= THE PROBLEM =
Print out the entries below with no edits.

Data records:
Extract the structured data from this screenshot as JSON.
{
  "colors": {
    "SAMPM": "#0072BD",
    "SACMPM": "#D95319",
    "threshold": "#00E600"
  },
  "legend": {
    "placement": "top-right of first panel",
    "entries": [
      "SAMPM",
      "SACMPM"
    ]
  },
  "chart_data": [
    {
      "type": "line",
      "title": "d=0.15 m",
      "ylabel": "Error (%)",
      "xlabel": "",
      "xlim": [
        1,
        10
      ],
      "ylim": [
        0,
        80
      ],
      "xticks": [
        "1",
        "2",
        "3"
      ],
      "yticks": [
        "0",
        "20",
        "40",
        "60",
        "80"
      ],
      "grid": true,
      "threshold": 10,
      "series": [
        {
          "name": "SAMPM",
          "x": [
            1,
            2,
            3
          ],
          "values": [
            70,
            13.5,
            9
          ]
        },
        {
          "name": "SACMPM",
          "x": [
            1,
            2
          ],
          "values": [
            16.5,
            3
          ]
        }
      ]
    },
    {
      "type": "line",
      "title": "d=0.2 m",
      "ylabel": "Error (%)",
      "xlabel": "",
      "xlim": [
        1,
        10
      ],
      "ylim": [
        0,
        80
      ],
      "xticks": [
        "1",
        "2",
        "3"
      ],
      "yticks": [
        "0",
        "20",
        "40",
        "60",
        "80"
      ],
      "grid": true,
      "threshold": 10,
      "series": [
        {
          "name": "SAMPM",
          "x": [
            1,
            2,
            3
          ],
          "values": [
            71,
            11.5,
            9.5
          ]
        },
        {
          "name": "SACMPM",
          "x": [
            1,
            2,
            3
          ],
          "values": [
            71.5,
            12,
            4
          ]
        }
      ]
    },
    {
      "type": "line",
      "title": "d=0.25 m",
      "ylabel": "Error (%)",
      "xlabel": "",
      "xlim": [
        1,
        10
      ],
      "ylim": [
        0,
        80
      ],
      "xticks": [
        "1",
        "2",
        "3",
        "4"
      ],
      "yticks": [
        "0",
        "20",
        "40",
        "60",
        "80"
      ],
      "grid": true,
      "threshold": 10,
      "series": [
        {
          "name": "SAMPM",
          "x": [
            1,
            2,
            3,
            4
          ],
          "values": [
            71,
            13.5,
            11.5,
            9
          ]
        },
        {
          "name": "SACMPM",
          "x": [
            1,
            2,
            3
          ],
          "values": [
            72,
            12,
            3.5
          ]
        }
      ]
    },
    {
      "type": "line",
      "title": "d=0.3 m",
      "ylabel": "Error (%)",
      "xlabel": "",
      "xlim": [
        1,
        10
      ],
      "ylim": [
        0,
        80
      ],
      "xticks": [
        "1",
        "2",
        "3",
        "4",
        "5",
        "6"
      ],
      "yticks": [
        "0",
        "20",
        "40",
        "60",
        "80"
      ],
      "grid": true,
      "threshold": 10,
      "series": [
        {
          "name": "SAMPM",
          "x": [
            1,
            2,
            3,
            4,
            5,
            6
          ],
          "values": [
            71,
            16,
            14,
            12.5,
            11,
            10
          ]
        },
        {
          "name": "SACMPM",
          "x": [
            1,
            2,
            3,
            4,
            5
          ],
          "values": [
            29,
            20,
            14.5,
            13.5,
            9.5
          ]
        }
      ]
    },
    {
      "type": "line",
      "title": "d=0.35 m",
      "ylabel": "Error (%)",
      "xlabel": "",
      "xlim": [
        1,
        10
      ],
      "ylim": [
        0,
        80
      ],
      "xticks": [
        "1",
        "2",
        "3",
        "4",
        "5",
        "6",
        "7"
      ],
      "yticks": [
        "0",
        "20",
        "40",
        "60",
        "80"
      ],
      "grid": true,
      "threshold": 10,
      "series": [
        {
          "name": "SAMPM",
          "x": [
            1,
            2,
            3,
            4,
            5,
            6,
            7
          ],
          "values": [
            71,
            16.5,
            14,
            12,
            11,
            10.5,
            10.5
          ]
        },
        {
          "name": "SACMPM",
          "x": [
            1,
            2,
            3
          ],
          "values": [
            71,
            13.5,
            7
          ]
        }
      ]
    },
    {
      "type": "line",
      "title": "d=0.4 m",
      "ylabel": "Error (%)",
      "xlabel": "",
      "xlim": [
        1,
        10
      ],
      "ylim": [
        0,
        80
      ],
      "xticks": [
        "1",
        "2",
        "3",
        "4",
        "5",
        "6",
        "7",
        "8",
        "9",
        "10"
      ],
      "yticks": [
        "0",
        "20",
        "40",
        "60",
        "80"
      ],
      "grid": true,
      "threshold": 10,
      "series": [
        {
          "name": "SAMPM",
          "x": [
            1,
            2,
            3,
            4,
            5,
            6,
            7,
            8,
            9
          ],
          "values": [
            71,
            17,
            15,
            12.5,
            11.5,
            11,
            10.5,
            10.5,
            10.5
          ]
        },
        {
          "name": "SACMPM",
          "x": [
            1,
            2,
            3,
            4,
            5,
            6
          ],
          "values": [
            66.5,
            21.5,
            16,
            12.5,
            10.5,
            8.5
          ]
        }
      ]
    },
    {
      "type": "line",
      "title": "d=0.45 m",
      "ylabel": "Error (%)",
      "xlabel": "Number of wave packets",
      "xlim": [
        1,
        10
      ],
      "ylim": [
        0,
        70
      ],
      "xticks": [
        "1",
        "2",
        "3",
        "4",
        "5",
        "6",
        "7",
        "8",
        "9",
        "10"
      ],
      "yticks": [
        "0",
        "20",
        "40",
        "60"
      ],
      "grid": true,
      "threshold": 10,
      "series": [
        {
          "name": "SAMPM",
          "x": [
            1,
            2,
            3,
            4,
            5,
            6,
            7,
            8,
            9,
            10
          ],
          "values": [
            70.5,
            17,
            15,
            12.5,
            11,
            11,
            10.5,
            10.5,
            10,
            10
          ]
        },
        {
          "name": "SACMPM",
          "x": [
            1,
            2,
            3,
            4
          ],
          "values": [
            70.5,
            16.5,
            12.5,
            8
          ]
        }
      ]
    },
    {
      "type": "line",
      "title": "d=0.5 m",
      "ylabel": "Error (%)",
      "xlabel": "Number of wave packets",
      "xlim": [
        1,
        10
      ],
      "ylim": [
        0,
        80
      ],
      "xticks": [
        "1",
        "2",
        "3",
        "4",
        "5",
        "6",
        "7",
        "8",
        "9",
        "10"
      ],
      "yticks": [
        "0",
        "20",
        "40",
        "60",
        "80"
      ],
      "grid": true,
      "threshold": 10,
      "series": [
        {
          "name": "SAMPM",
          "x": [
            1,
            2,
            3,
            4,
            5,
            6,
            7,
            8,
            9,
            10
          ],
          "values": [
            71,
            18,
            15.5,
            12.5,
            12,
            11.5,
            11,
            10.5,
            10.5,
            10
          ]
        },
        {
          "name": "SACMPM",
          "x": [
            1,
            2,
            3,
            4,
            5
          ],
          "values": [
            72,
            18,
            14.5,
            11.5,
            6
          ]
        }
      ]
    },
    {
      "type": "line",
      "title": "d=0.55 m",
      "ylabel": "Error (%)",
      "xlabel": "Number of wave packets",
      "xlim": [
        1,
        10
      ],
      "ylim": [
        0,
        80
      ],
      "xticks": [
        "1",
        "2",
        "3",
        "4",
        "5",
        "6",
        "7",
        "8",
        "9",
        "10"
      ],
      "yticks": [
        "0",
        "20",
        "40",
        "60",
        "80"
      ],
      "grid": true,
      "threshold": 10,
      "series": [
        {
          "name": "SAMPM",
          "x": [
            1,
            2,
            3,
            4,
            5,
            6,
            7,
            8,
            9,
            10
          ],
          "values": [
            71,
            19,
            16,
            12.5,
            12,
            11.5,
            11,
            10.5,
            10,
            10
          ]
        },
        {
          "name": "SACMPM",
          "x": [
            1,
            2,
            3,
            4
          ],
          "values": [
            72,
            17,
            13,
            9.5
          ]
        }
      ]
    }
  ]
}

= FINISHED ANSWER =
Extract the structured data from this screenshot as JSON.
{
  "colors": {
    "SAMPM": "#0072BD",
    "SACMPM": "#D95319",
    "threshold": "#00E600"
  },
  "legend": {
    "placement": "top-right of first panel",
    "entries": [
      "SAMPM",
      "SACMPM"
    ]
  },
  "chart_data": [
    {
      "type": "line",
      "title": "d=0.15 m",
      "ylabel": "Error (%)",
      "xlabel": "",
      "xlim": [
        1,
        10
      ],
      "ylim": [
        0,
        80
      ],
      "xticks": [
        "1",
        "2",
        "3"
      ],
      "yticks": [
        "0",
        "20",
        "40",
        "60",
        "80"
      ],
      "grid": true,
      "threshold": 10,
      "series": [
        {
          "name": "SAMPM",
          "x": [
            1,
            2,
            3
          ],
          "values": [
            70,
            13.5,
            9
          ]
        },
        {
          "name": "SACMPM",
          "x": [
            1,
            2
          ],
          "values": [
            16.5,
            3
          ]
        }
      ]
    },
    {
      "type": "line",
      "title": "d=0.2 m",
      "ylabel": "Error (%)",
      "xlabel": "",
      "xlim": [
        1,
        10
      ],
      "ylim": [
        0,
        80
      ],
      "xticks": [
        "1",
        "2",
        "3"
      ],
      "yticks": [
        "0",
        "20",
        "40",
        "60",
        "80"
      ],
      "grid": true,
      "threshold": 10,
      "series": [
        {
          "name": "SAMPM",
          "x": [
            1,
            2,
            3
          ],
          "values": [
            71,
            11.5,
            9.5
          ]
        },
        {
          "name": "SACMPM",
          "x": [
            1,
            2,
            3
          ],
          "values": [
            71.5,
            12,
            4
          ]
        }
      ]
    },
    {
      "type": "line",
      "title": "d=0.25 m",
      "ylabel": "Error (%)",
      "xlabel": "",
      "xlim": [
        1,
        10
      ],
      "ylim": [
        0,
        80
      ],
      "xticks": [
        "1",
        "2",
        "3",
        "4"
      ],
      "yticks": [
        "0",
        "20",
        "40",
        "60",
        "80"
      ],
      "grid": true,
      "threshold": 10,
      "series": [
        {
          "name": "SAMPM",
          "x": [
            1,
            2,
            3,
            4
          ],
          "values": [
            71,
            13.5,
            11.5,
            9
          ]
        },
        {
          "name": "SACMPM",
          "x": [
            1,
            2,
            3
          ],
          "values": [
            72,
            12,
            3.5
          ]
        }
      ]
    },
    {
      "type": "line",
      "title": "d=0.3 m",
      "ylabel": "Error (%)",
      "xlabel": "",
      "xlim": [
        1,
        10
      ],
      "ylim": [
        0,
        80
      ],
      "xticks": [
        "1",
        "2",
        "3",
        "4",
        "5",
        "6"
      ],
      "yticks": [
        "0",
        "20",
        "40",
        "60",
        "80"
      ],
      "grid": true,
      "threshold": 10,
      "series": [
        {
          "name": "SAMPM",
          "x": [
            1,
            2,
            3,
            4,
            5,
            6
          ],
          "values": [
            71,
            16,
            14,
            12.5,
            11,
            10
          ]
        },
        {
          "name": "SACMPM",
          "x": [
            1,
            2,
            3,
            4,
            5
          ],
          "values": [
            29,
            20,
            14.5,
            13.5,
            9.5
          ]
        }
      ]
    },
    {
      "type": "line",
      "title": "d=0.35 m",
      "ylabel": "Error (%)",
      "xlabel": "",
      "xlim": [
        1,
        10
      ],
      "ylim": [
        0,
        80
      ],
      "xticks": [
        "1",
        "2",
        "3",
        "4",
        "5",
        "6",
        "7"
      ],
      "yticks": [
        "0",
        "20",
        "40",
        "60",
        "80"
      ],
      "grid": true,
      "threshold": 10,
      "series": [
        {
          "name": "SAMPM",
          "x": [
            1,
            2,
            3,
            4,
            5,
            6,
            7
          ],
          "values": [
            71,
            16.5,
            14,
            12,
            11,
            10.5,
            10.5
          ]
        },
        {
          "name": "SACMPM",
          "x": [
            1,
            2,
            3
          ],
          "values": [
            71,
            13.5,
            7
          ]
        }
      ]
    },
    {
      "type": "line",
      "title": "d=0.4 m",
      "ylabel": "Error (%)",
      "xlabel": "",
      "xlim": [
        1,
        10
      ],
      "ylim": [
        0,
        80
      ],
      "xticks": [
        "1",
        "2",
        "3",
        "4",
        "5",
        "6",
        "7",
        "8",
        "9",
        "10"
      ],
      "yticks": [
        "0",
        "20",
        "40",
        "60",
        "80"
      ],
      "grid": true,
      "threshold": 10,
      "series": [
        {
          "name": "SAMPM",
          "x": [
            1,
            2,
            3,
            4,
            5,
            6,
            7,
            8,
            9
          ],
          "values": [
            71,
            17,
            15,
            12.5,
            11.5,
            11,
            10.5,
            10.5,
            10.5
          ]
        },
        {
          "name": "SACMPM",
          "x": [
            1,
            2,
            3,
            4,
            5,
            6
          ],
          "values": [
            66.5,
            21.5,
            16,
            12.5,
            10.5,
            8.5
          ]
        }
      ]
    },
    {
      "type": "line",
      "title": "d=0.45 m",
      "ylabel": "Error (%)",
      "xlabel": "Number of wave packets",
      "xlim": [
        1,
        10
      ],
      "ylim": [
        0,
        70
      ],
      "xticks": [
        "1",
        "2",
        "3",
        "4",
        "5",
        "6",
        "7",
        "8",
        "9",
        "10"
      ],
      "yticks": [
        "0",
        "20",
        "40",
        "60"
      ],
      "grid": true,
      "threshold": 10,
      "series": [
        {
          "name": "SAMPM",
          "x": [
            1,
            2,
            3,
            4,
            5,
            6,
            7,
            8,
            9,
            10
          ],
          "values": [
            70.5,
            17,
            15,
            12.5,
            11,
            11,
            10.5,
            10.5,
            10,
            10
          ]
        },
        {
          "name": "SACMPM",
          "x": [
            1,
            2,
            3,
            4
          ],
          "values": [
            70.5,
            16.5,
            12.5,
            8
          ]
        }
      ]
    },
    {
      "type": "line",
      "title": "d=0.5 m",
      "ylabel": "Error (%)",
      "xlabel": "Number of wave packets",
      "xlim": [
        1,
        10
      ],
      "ylim": [
        0,
        80
      ],
      "xticks": [
        "1",
        "2",
        "3",
        "4",
        "5",
        "6",
        "7",
        "8",
        "9",
        "10"
      ],
      "yticks": [
        "0",
        "20",
        "40",
        "60",
        "80"
      ],
      "grid": true,
      "threshold": 10,
      "series": [
        {
          "name": "SAMPM",
          "x": [
            1,
            2,
            3,
            4,
            5,
            6,
            7,
            8,
            9,
            10
          ],
          "values": [
            71,
            18,
            15.5,
            12.5,
            12,
            11.5,
            11,
            10.5,
            10.5,
            10
          ]
        },
        {
          "name": "SACMPM",
          "x": [
            1,
            2,
            3,
            4,
            5
          ],
          "values": [
            72,
            18,
            14.5,
            11.5,
            6
          ]
        }
      ]
    },
    {
      "type": "line",
      "title": "d=0.55 m",
      "ylabel": "Error (%)",
      "xlabel": "Number of wave packets",
      "xlim": [
        1,
        10
      ],
      "ylim": [
        0,
        80
      ],
      "xticks": [
        "1",
        "2",
        "3",
        "4",
        "5",
        "6",
        "7",
        "8",
        "9",
        "10"
      ],
      "yticks": [
        "0",
        "20",
        "40",
        "60",
        "80"
      ],
      "grid": true,
      "threshold": 10,
      "series": [
        {
          "name": "SAMPM",
          "x": [
            1,
            2,
            3,
            4,
            5,
            6,
            7,
            8,
            9,
            10
          ],
          "values": [
            71,
            19,
            16,
            12.5,
            12,
            11.5,
            11,
            10.5,
            10,
            10
          ]
        },
        {
          "name": "SACMPM",
          "x": [
            1,
            2,
            3,
            4
          ],
          "values": [
            72,
            17,
            13,
            9.5
          ]
        }
      ]
    }
  ]
}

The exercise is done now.